* [Directions for this task]
Your job is to retype all of the data word for word, leaving every image out.

──────────

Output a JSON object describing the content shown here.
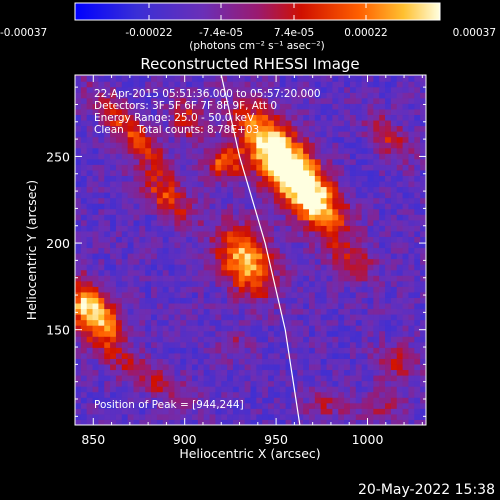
{
  "chart_data": {
    "type": "heatmap",
    "title": "Reconstructed RHESSI Image",
    "xlabel": "Heliocentric X (arcsec)",
    "ylabel": "Heliocentric Y (arcsec)",
    "xlim": [
      840,
      1032
    ],
    "ylim": [
      95,
      297
    ],
    "x_ticks": [
      850,
      900,
      950,
      1000
    ],
    "y_ticks": [
      150,
      200,
      250
    ],
    "colorbar": {
      "label": "(photons cm⁻² s⁻¹ asec⁻²)",
      "min": -0.00037,
      "max": 0.00037,
      "tick_labels": [
        "-0.00037",
        "-0.00022",
        "-7.4e-05",
        "7.4e-05",
        "0.00022",
        "0.00037"
      ],
      "colors": [
        "#0000ff",
        "#5a2fc2",
        "#7a2fb0",
        "#cc1010",
        "#ff5a00",
        "#ffd040",
        "#ffffe0"
      ]
    },
    "info_lines": [
      "22-Apr-2015 05:51:36.000 to 05:57:20.000",
      "Detectors: 3F 5F 6F 7F 8F 9F, Att 0",
      "Energy Range: 25.0 - 50.0 keV",
      "Clean    Total counts: 8.78E+03"
    ],
    "peak_label": "Position of Peak = [944,244]",
    "peak": [
      944,
      244
    ],
    "limb_line": [
      [
        920,
        297
      ],
      [
        930,
        250
      ],
      [
        944,
        200
      ],
      [
        955,
        150
      ],
      [
        963,
        95
      ]
    ],
    "sources": [
      {
        "x": 948,
        "y": 250,
        "amp": 1.0,
        "sx": 22,
        "sy": 10,
        "angle": -55
      },
      {
        "x": 968,
        "y": 226,
        "amp": 0.8,
        "sx": 20,
        "sy": 9,
        "angle": -55
      },
      {
        "x": 932,
        "y": 188,
        "amp": 0.85,
        "sx": 15,
        "sy": 10,
        "angle": -60
      },
      {
        "x": 920,
        "y": 245,
        "amp": 0.6,
        "sx": 7,
        "sy": 7,
        "angle": 0
      },
      {
        "x": 848,
        "y": 158,
        "amp": 0.95,
        "sx": 16,
        "sy": 8,
        "angle": -55
      },
      {
        "x": 870,
        "y": 262,
        "amp": 0.55,
        "sx": 22,
        "sy": 6,
        "angle": -50
      },
      {
        "x": 888,
        "y": 225,
        "amp": 0.5,
        "sx": 14,
        "sy": 6,
        "angle": -45
      },
      {
        "x": 900,
        "y": 270,
        "amp": 0.45,
        "sx": 10,
        "sy": 6,
        "angle": -60
      },
      {
        "x": 990,
        "y": 188,
        "amp": 0.35,
        "sx": 10,
        "sy": 7,
        "angle": -40
      },
      {
        "x": 1010,
        "y": 260,
        "amp": 0.4,
        "sx": 12,
        "sy": 6,
        "angle": -50
      },
      {
        "x": 880,
        "y": 120,
        "amp": 0.35,
        "sx": 18,
        "sy": 6,
        "angle": -30
      },
      {
        "x": 1015,
        "y": 130,
        "amp": 0.35,
        "sx": 10,
        "sy": 8,
        "angle": 0
      },
      {
        "x": 1005,
        "y": 105,
        "amp": 0.3,
        "sx": 10,
        "sy": 6,
        "angle": 20
      },
      {
        "x": 975,
        "y": 105,
        "amp": 0.3,
        "sx": 8,
        "sy": 6,
        "angle": 0
      },
      {
        "x": 925,
        "y": 140,
        "amp": 0.25,
        "sx": 6,
        "sy": 6,
        "angle": 0
      }
    ]
  },
  "footer": {
    "timestamp": "20-May-2022 15:38"
  }
}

──────────

* [Written reply]
Output a JSON object describing the content shown here.
{
  "chart_data": {
    "type": "heatmap",
    "title": "Reconstructed RHESSI Image",
    "xlabel": "Heliocentric X (arcsec)",
    "ylabel": "Heliocentric Y (arcsec)",
    "xlim": [
      840,
      1032
    ],
    "ylim": [
      95,
      297
    ],
    "x_ticks": [
      850,
      900,
      950,
      1000
    ],
    "y_ticks": [
      150,
      200,
      250
    ],
    "colorbar": {
      "label": "(photons cm⁻² s⁻¹ asec⁻²)",
      "min": -0.00037,
      "max": 0.00037,
      "tick_labels": [
        "-0.00037",
        "-0.00022",
        "-7.4e-05",
        "7.4e-05",
        "0.00022",
        "0.00037"
      ],
      "colors": [
        "#0000ff",
        "#5a2fc2",
        "#7a2fb0",
        "#cc1010",
        "#ff5a00",
        "#ffd040",
        "#ffffe0"
      ]
    },
    "info_lines": [
      "22-Apr-2015 05:51:36.000 to 05:57:20.000",
      "Detectors: 3F 5F 6F 7F 8F 9F, Att 0",
      "Energy Range: 25.0 - 50.0 keV",
      "Clean    Total counts: 8.78E+03"
    ],
    "peak_label": "Position of Peak = [944,244]",
    "peak": [
      944,
      244
    ],
    "limb_line": [
      [
        920,
        297
      ],
      [
        930,
        250
      ],
      [
        944,
        200
      ],
      [
        955,
        150
      ],
      [
        963,
        95
      ]
    ],
    "sources": [
      {
        "x": 948,
        "y": 250,
        "amp": 1.0,
        "sx": 22,
        "sy": 10,
        "angle": -55
      },
      {
        "x": 968,
        "y": 226,
        "amp": 0.8,
        "sx": 20,
        "sy": 9,
        "angle": -55
      },
      {
        "x": 932,
        "y": 188,
        "amp": 0.85,
        "sx": 15,
        "sy": 10,
        "angle": -60
      },
      {
        "x": 920,
        "y": 245,
        "amp": 0.6,
        "sx": 7,
        "sy": 7,
        "angle": 0
      },
      {
        "x": 848,
        "y": 158,
        "amp": 0.95,
        "sx": 16,
        "sy": 8,
        "angle": -55
      },
      {
        "x": 870,
        "y": 262,
        "amp": 0.55,
        "sx": 22,
        "sy": 6,
        "angle": -50
      },
      {
        "x": 888,
        "y": 225,
        "amp": 0.5,
        "sx": 14,
        "sy": 6,
        "angle": -45
      },
      {
        "x": 900,
        "y": 270,
        "amp": 0.45,
        "sx": 10,
        "sy": 6,
        "angle": -60
      },
      {
        "x": 990,
        "y": 188,
        "amp": 0.35,
        "sx": 10,
        "sy": 7,
        "angle": -40
      },
      {
        "x": 1010,
        "y": 260,
        "amp": 0.4,
        "sx": 12,
        "sy": 6,
        "angle": -50
      },
      {
        "x": 880,
        "y": 120,
        "amp": 0.35,
        "sx": 18,
        "sy": 6,
        "angle": -30
      },
      {
        "x": 1015,
        "y": 130,
        "amp": 0.35,
        "sx": 10,
        "sy": 8,
        "angle": 0
      },
      {
        "x": 1005,
        "y": 105,
        "amp": 0.3,
        "sx": 10,
        "sy": 6,
        "angle": 20
      },
      {
        "x": 975,
        "y": 105,
        "amp": 0.3,
        "sx": 8,
        "sy": 6,
        "angle": 0
      },
      {
        "x": 925,
        "y": 140,
        "amp": 0.25,
        "sx": 6,
        "sy": 6,
        "angle": 0
      }
    ]
  },
  "footer": {
    "timestamp": "20-May-2022 15:38"
  }
}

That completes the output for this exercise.